• Given exercise
Replace every "localhost" in the records below with "127.0.0.1", leaving everything else unchanged, and omit the pictures from your output.

• Material supplied
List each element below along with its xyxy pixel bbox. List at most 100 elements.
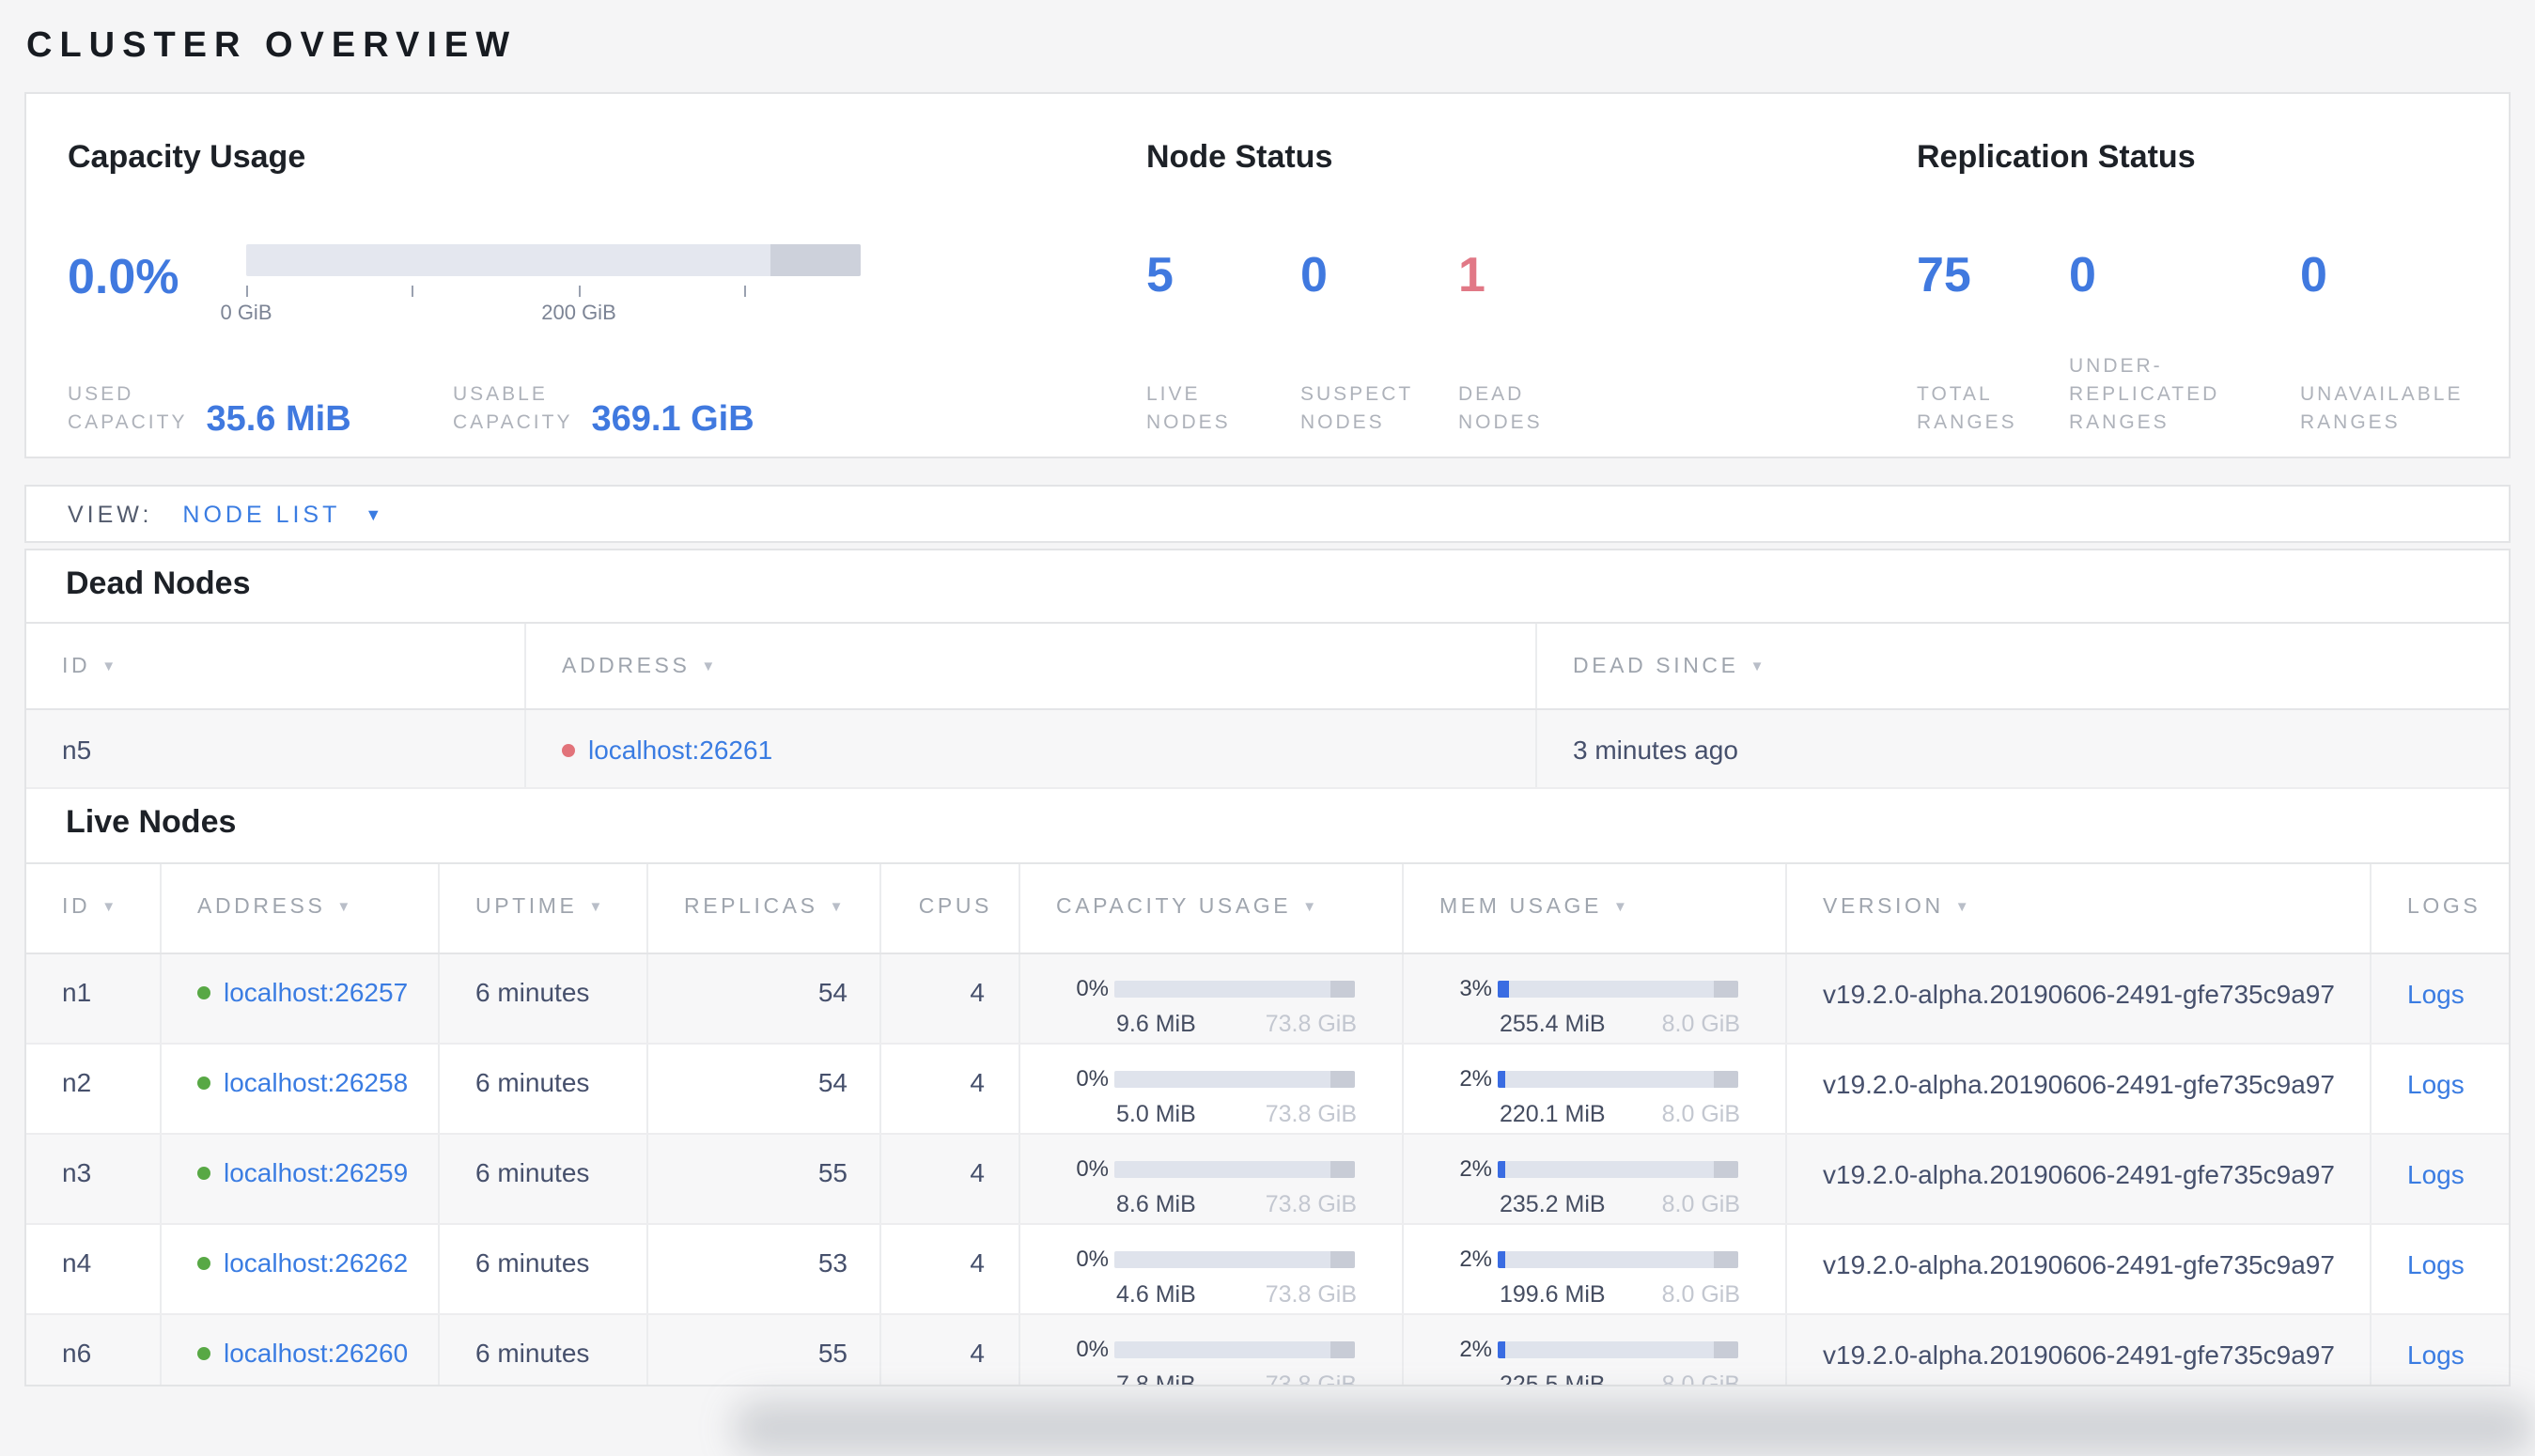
capacity-bar-reserved-segment: [770, 244, 861, 276]
usage-bar-line: 3%: [1439, 975, 1785, 1001]
column-header-cpus: CPUS: [881, 864, 1020, 953]
table-row: n3 localhost:26259 6 minutes 55 4 0% 8.6 MiB 73…: [26, 1135, 2509, 1225]
logs-link[interactable]: Logs: [2407, 1069, 2465, 1099]
capacity-usage-cell: 0% 4.6 MiB 73.8 GiB: [1020, 1225, 1404, 1313]
usage-bar-end-segment: [1714, 1160, 1738, 1177]
node-status-heading: Node Status: [1146, 139, 1333, 175]
column-header-replicas[interactable]: REPLICAS ▼: [648, 864, 881, 953]
usage-percent: 0%: [1076, 1336, 1109, 1362]
usage-used-value: 5.0 MiB: [1116, 1101, 1196, 1127]
page-title: CLUSTER OVERVIEW: [26, 26, 518, 66]
sort-arrow-icon: ▼: [588, 898, 606, 915]
nodes-card: Dead Nodes ID ▼ ADDRESS ▼ DEAD SINCE ▼ n5 local…: [24, 549, 2511, 1386]
column-header-logs: LOGS: [2407, 896, 2481, 919]
view-label: VIEW:: [68, 501, 153, 527]
view-dropdown[interactable]: NODE LIST ▼: [182, 501, 385, 527]
live-status-dot-icon: [197, 1166, 210, 1179]
stat-number: 0: [2069, 246, 2096, 302]
usage-bar-end-segment: [1714, 1340, 1738, 1357]
node-address-link[interactable]: localhost:26262: [224, 1247, 408, 1278]
cpus-cell num-cell: 4: [881, 1045, 1020, 1133]
node-address-cell: localhost:26258: [162, 1045, 440, 1133]
live-status-dot-icon: [197, 1256, 210, 1269]
node-address: localhost:26258: [197, 1067, 438, 1097]
logs-cell: Logs: [2372, 954, 2509, 1043]
bottom-shadow: [733, 1400, 2535, 1456]
version-cell: v19.2.0-alpha.20190606-2491-gfe735c9a97: [1787, 954, 2372, 1043]
usage-bar: [1498, 1340, 1738, 1357]
stat-number: 5: [1146, 246, 1174, 302]
node-address-cell: localhost:26261: [526, 710, 1537, 787]
usage-percent: 2%: [1459, 1065, 1492, 1092]
logs-cell: Logs: [2372, 1135, 2509, 1223]
table-header-row: ID ▼ ADDRESS ▼ UPTIME ▼ REPLICAS ▼ CPUS CAPACITY …: [26, 862, 2509, 954]
stat-label: USED CAPACITY: [68, 383, 188, 434]
column-header-version[interactable]: VERSION ▼: [1787, 864, 2372, 953]
usage-total-value: 73.8 GiB: [1265, 1281, 1357, 1308]
axis-tick: [579, 286, 581, 297]
logs-link[interactable]: Logs: [2407, 979, 2465, 1009]
column-header-address[interactable]: ADDRESS ▼: [526, 624, 1537, 708]
node-address: localhost:26259: [197, 1157, 438, 1187]
usage-total-value: 73.8 GiB: [1265, 1011, 1357, 1037]
replicas-cell num-cell: 55: [648, 1135, 881, 1223]
column-header-mem-usage[interactable]: MEM USAGE ▼: [1404, 864, 1787, 953]
usage-bar-end-segment: [1330, 1160, 1355, 1177]
uptime-cell: 6 minutes: [440, 954, 648, 1043]
logs-link[interactable]: Logs: [2407, 1249, 2465, 1279]
usage-bar: [1114, 980, 1355, 997]
summary-stat: 0 UNAVAILABLE RANGES: [2300, 250, 2463, 438]
node-address-link[interactable]: localhost:26257: [224, 977, 408, 1007]
node-address-cell: localhost:26257: [162, 954, 440, 1043]
stat-number: 0: [1300, 246, 1328, 302]
mem-usage-cell: 3% 255.4 MiB 8.0 GiB: [1404, 954, 1787, 1043]
node-address-link[interactable]: localhost:26261: [588, 735, 772, 765]
stat-label: LIVE NODES: [1146, 383, 1231, 434]
usage-bar-line: 2%: [1439, 1065, 1785, 1092]
usage-total-value: 8.0 GiB: [1661, 1191, 1740, 1217]
usage-total-value: 73.8 GiB: [1265, 1191, 1357, 1217]
node-address: localhost:26261: [562, 735, 1535, 765]
usage-bar-line: 2%: [1439, 1155, 1785, 1182]
summary-stat: 0 UNDER- REPLICATED RANGES: [2069, 250, 2219, 438]
node-address-link[interactable]: localhost:26258: [224, 1067, 408, 1097]
cpus-cell num-cell: 4: [881, 1315, 1020, 1385]
usage-percent: 0%: [1076, 1065, 1109, 1092]
node-address-link[interactable]: localhost:26260: [224, 1338, 408, 1368]
node-id-cell: n6: [26, 1315, 162, 1385]
node-address-link[interactable]: localhost:26259: [224, 1157, 408, 1187]
usage-bar-end-segment: [1714, 1070, 1738, 1087]
node-id-cell: n2: [26, 1045, 162, 1133]
usage-bar-fill: [1498, 1070, 1505, 1087]
usage-bar: [1114, 1160, 1355, 1177]
usage-bar: [1114, 1250, 1355, 1267]
sort-arrow-icon: ▼: [1613, 898, 1631, 915]
column-header-id[interactable]: ID ▼: [26, 624, 526, 708]
version-cell: v19.2.0-alpha.20190606-2491-gfe735c9a97: [1787, 1045, 2372, 1133]
column-header-uptime[interactable]: UPTIME ▼: [440, 864, 648, 953]
usage-used-value: 255.4 MiB: [1500, 1011, 1606, 1037]
usage-bar: [1114, 1340, 1355, 1357]
usage-total-value: 73.8 GiB: [1265, 1371, 1357, 1386]
logs-link[interactable]: Logs: [2407, 1159, 2465, 1189]
table-header-row: ID ▼ ADDRESS ▼ DEAD SINCE ▼: [26, 622, 2509, 710]
stat-label: TOTAL RANGES: [1917, 383, 2017, 434]
stat-number: 0: [2300, 246, 2327, 302]
usage-values-line: 199.6 MiB 8.0 GiB: [1500, 1281, 1740, 1308]
column-header-dead-since[interactable]: DEAD SINCE ▼: [1537, 624, 2509, 708]
view-selector-bar: VIEW: NODE LIST ▼: [24, 485, 2511, 543]
usage-bar-end-segment: [1330, 980, 1355, 997]
usage-bar: [1498, 1160, 1738, 1177]
column-header-address[interactable]: ADDRESS ▼: [162, 864, 440, 953]
usage-used-value: 225.5 MiB: [1500, 1371, 1606, 1386]
column-header-id[interactable]: ID ▼: [26, 864, 162, 953]
capacity-stat: USED CAPACITY 35.6 MiB: [68, 381, 351, 438]
usage-percent: 0%: [1076, 1246, 1109, 1272]
logs-link[interactable]: Logs: [2407, 1340, 2465, 1370]
usage-bar-end-segment: [1330, 1340, 1355, 1357]
dead-nodes-heading: Dead Nodes: [66, 565, 251, 601]
node-id-cell: n3: [26, 1135, 162, 1223]
mem-usage-cell: 2% 199.6 MiB 8.0 GiB: [1404, 1225, 1787, 1313]
column-header-capacity-usage[interactable]: CAPACITY USAGE ▼: [1020, 864, 1404, 953]
live-status-dot-icon: [197, 1346, 210, 1359]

• Exercise response
List each element below along with its xyxy pixel bbox. List at most 100 elements.
capacity-bar-reserved-segment: [770, 244, 861, 276]
usage-bar-line: 3%: [1439, 975, 1785, 1001]
column-header-cpus: CPUS: [881, 864, 1020, 953]
table-row: n3 127.0.0.1:26259 6 minutes 55 4 0% 8.6 MiB 73…: [26, 1135, 2509, 1225]
logs-link[interactable]: Logs: [2407, 1069, 2465, 1099]
capacity-usage-cell: 0% 4.6 MiB 73.8 GiB: [1020, 1225, 1404, 1313]
usage-bar-end-segment: [1714, 1160, 1738, 1177]
node-status-heading: Node Status: [1146, 139, 1333, 175]
column-header-replicas[interactable]: REPLICAS ▼: [648, 864, 881, 953]
usage-percent: 0%: [1076, 1336, 1109, 1362]
usage-used-value: 5.0 MiB: [1116, 1101, 1196, 1127]
page-title: CLUSTER OVERVIEW: [26, 26, 518, 66]
sort-arrow-icon: ▼: [588, 898, 606, 915]
nodes-card: Dead Nodes ID ▼ ADDRESS ▼ DEAD SINCE ▼ n5 local…: [24, 549, 2511, 1386]
column-header-logs: LOGS: [2407, 896, 2481, 919]
view-label: VIEW:: [68, 501, 153, 527]
view-dropdown[interactable]: NODE LIST ▼: [182, 501, 385, 527]
live-status-dot-icon: [197, 1166, 210, 1179]
stat-number: 0: [2069, 246, 2096, 302]
usage-bar-end-segment: [1714, 1340, 1738, 1357]
node-address-link[interactable]: 127.0.0.1:26262: [224, 1247, 408, 1278]
cpus-cell num-cell: 4: [881, 1045, 1020, 1133]
node-address-cell: 127.0.0.1:26258: [162, 1045, 440, 1133]
live-status-dot-icon: [197, 1256, 210, 1269]
node-address: 127.0.0.1:26258: [197, 1067, 438, 1097]
logs-cell: Logs: [2372, 954, 2509, 1043]
bottom-shadow: [733, 1400, 2535, 1456]
version-cell: v19.2.0-alpha.20190606-2491-gfe735c9a97: [1787, 954, 2372, 1043]
usage-bar: [1498, 1340, 1738, 1357]
stat-number: 5: [1146, 246, 1174, 302]
node-address-cell: 127.0.0.1:26261: [526, 710, 1537, 787]
usage-percent: 2%: [1459, 1065, 1492, 1092]
logs-cell: Logs: [2372, 1135, 2509, 1223]
table-header-row: ID ▼ ADDRESS ▼ UPTIME ▼ REPLICAS ▼ CPUS CAPACITY …: [26, 862, 2509, 954]
stat-label: USED CAPACITY: [68, 383, 188, 434]
column-header-version[interactable]: VERSION ▼: [1787, 864, 2372, 953]
usage-total-value: 73.8 GiB: [1265, 1281, 1357, 1308]
axis-tick: [579, 286, 581, 297]
logs-link[interactable]: Logs: [2407, 979, 2465, 1009]
column-header-address[interactable]: ADDRESS ▼: [526, 624, 1537, 708]
node-address: 127.0.0.1:26259: [197, 1157, 438, 1187]
usage-total-value: 73.8 GiB: [1265, 1011, 1357, 1037]
replicas-cell num-cell: 55: [648, 1135, 881, 1223]
column-header-mem-usage[interactable]: MEM USAGE ▼: [1404, 864, 1787, 953]
usage-bar-end-segment: [1330, 1160, 1355, 1177]
uptime-cell: 6 minutes: [440, 954, 648, 1043]
logs-link[interactable]: Logs: [2407, 1249, 2465, 1279]
usage-bar: [1114, 980, 1355, 997]
summary-stat: 0 UNAVAILABLE RANGES: [2300, 250, 2463, 438]
node-address-link[interactable]: 127.0.0.1:26257: [224, 977, 408, 1007]
node-address-cell: 127.0.0.1:26257: [162, 954, 440, 1043]
stat-number: 0: [1300, 246, 1328, 302]
mem-usage-cell: 3% 255.4 MiB 8.0 GiB: [1404, 954, 1787, 1043]
node-address-link[interactable]: 127.0.0.1:26261: [588, 735, 772, 765]
stat-label: LIVE NODES: [1146, 383, 1231, 434]
usage-bar-line: 2%: [1439, 1065, 1785, 1092]
usage-total-value: 8.0 GiB: [1661, 1191, 1740, 1217]
usage-total-value: 73.8 GiB: [1265, 1191, 1357, 1217]
node-address: 127.0.0.1:26261: [562, 735, 1535, 765]
usage-bar-line: 2%: [1439, 1155, 1785, 1182]
summary-stat: 0 UNDER- REPLICATED RANGES: [2069, 250, 2219, 438]
node-address-link[interactable]: 127.0.0.1:26258: [224, 1067, 408, 1097]
cpus-cell num-cell: 4: [881, 1315, 1020, 1385]
usage-percent: 0%: [1076, 1065, 1109, 1092]
node-address-link[interactable]: 127.0.0.1:26260: [224, 1338, 408, 1368]
node-id-cell: n6: [26, 1315, 162, 1385]
node-address-link[interactable]: 127.0.0.1:26259: [224, 1157, 408, 1187]
usage-bar-end-segment: [1714, 1070, 1738, 1087]
node-id-cell: n2: [26, 1045, 162, 1133]
usage-bar-fill: [1498, 1070, 1505, 1087]
usage-bar: [1114, 1160, 1355, 1177]
usage-bar: [1114, 1250, 1355, 1267]
sort-arrow-icon: ▼: [1613, 898, 1631, 915]
column-header-id[interactable]: ID ▼: [26, 624, 526, 708]
version-cell: v19.2.0-alpha.20190606-2491-gfe735c9a97: [1787, 1045, 2372, 1133]
column-header-uptime[interactable]: UPTIME ▼: [440, 864, 648, 953]
usage-used-value: 255.4 MiB: [1500, 1011, 1606, 1037]
usage-bar: [1114, 1340, 1355, 1357]
usage-total-value: 73.8 GiB: [1265, 1371, 1357, 1386]
logs-link[interactable]: Logs: [2407, 1159, 2465, 1189]
table-header-row: ID ▼ ADDRESS ▼ DEAD SINCE ▼: [26, 622, 2509, 710]
stat-label: TOTAL RANGES: [1917, 383, 2017, 434]
stat-number: 0: [2300, 246, 2327, 302]
usage-values-line: 199.6 MiB 8.0 GiB: [1500, 1281, 1740, 1308]
column-header-dead-since[interactable]: DEAD SINCE ▼: [1537, 624, 2509, 708]
view-selector-bar: VIEW: NODE LIST ▼: [24, 485, 2511, 543]
usage-bar-end-segment: [1330, 980, 1355, 997]
usage-bar: [1498, 1160, 1738, 1177]
column-header-address[interactable]: ADDRESS ▼: [162, 864, 440, 953]
usage-used-value: 225.5 MiB: [1500, 1371, 1606, 1386]
column-header-id[interactable]: ID ▼: [26, 864, 162, 953]
capacity-stat: USED CAPACITY 35.6 MiB: [68, 381, 351, 438]
usage-percent: 0%: [1076, 1246, 1109, 1272]
logs-link[interactable]: Logs: [2407, 1340, 2465, 1370]
usage-bar-end-segment: [1330, 1340, 1355, 1357]
dead-nodes-heading: Dead Nodes: [66, 565, 251, 601]
node-id-cell: n3: [26, 1135, 162, 1223]
mem-usage-cell: 2% 199.6 MiB 8.0 GiB: [1404, 1225, 1787, 1313]
column-header-capacity-usage[interactable]: CAPACITY USAGE ▼: [1020, 864, 1404, 953]
live-status-dot-icon: [197, 1346, 210, 1359]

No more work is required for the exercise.